> [WHAT IS REQUIRED]
Please retype the data in full and exactly; the pictures are not part of the copy.

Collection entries
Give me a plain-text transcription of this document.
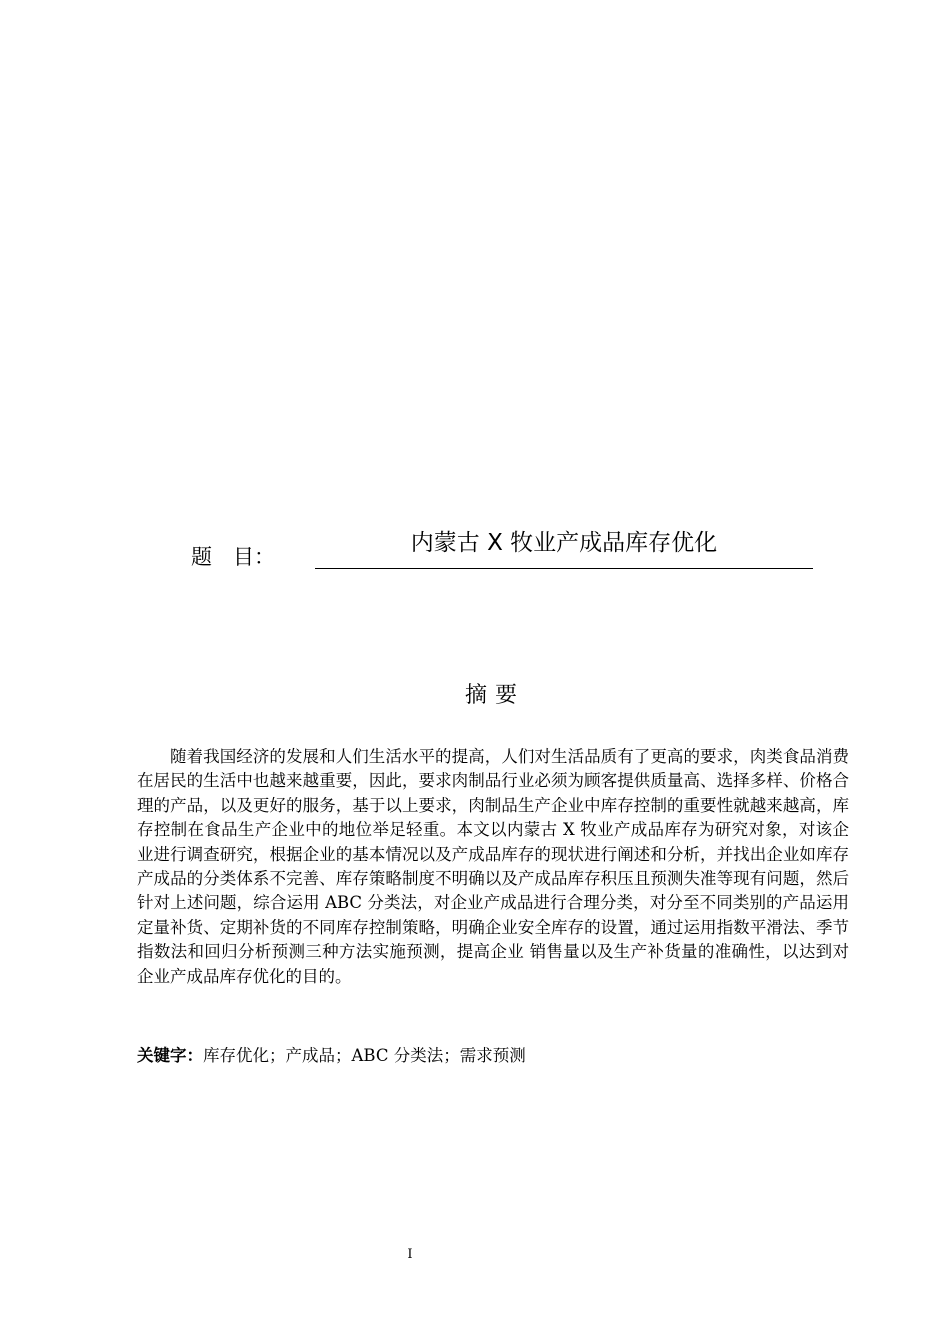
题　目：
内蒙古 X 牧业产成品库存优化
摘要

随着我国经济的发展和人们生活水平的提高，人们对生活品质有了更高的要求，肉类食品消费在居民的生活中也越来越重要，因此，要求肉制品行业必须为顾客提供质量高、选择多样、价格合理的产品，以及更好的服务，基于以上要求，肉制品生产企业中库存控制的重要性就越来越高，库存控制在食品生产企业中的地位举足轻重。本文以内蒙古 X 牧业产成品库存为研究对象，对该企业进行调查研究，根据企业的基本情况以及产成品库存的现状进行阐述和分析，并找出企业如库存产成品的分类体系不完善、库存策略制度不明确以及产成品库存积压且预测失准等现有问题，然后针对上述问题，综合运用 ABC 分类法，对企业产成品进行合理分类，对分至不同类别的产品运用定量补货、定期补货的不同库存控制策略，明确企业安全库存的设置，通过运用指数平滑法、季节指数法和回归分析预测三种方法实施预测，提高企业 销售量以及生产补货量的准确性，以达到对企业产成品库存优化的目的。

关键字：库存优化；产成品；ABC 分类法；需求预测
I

> [TASK RESULT]
Give me a plain-text transcription of this document.
题　目：
内蒙古 X 牧业产成品库存优化
摘要

随着我国经济的发展和人们生活水平的提高，人们对生活品质有了更高的要求，肉类食品消费在居民的生活中也越来越重要，因此，要求肉制品行业必须为顾客提供质量高、选择多样、价格合理的产品，以及更好的服务，基于以上要求，肉制品生产企业中库存控制的重要性就越来越高，库存控制在食品生产企业中的地位举足轻重。本文以内蒙古 X 牧业产成品库存为研究对象，对该企业进行调查研究，根据企业的基本情况以及产成品库存的现状进行阐述和分析，并找出企业如库存产成品的分类体系不完善、库存策略制度不明确以及产成品库存积压且预测失准等现有问题，然后针对上述问题，综合运用 ABC 分类法，对企业产成品进行合理分类，对分至不同类别的产品运用定量补货、定期补货的不同库存控制策略，明确企业安全库存的设置，通过运用指数平滑法、季节指数法和回归分析预测三种方法实施预测，提高企业 销售量以及生产补货量的准确性，以达到对企业产成品库存优化的目的。

关键字：库存优化；产成品；ABC 分类法；需求预测
I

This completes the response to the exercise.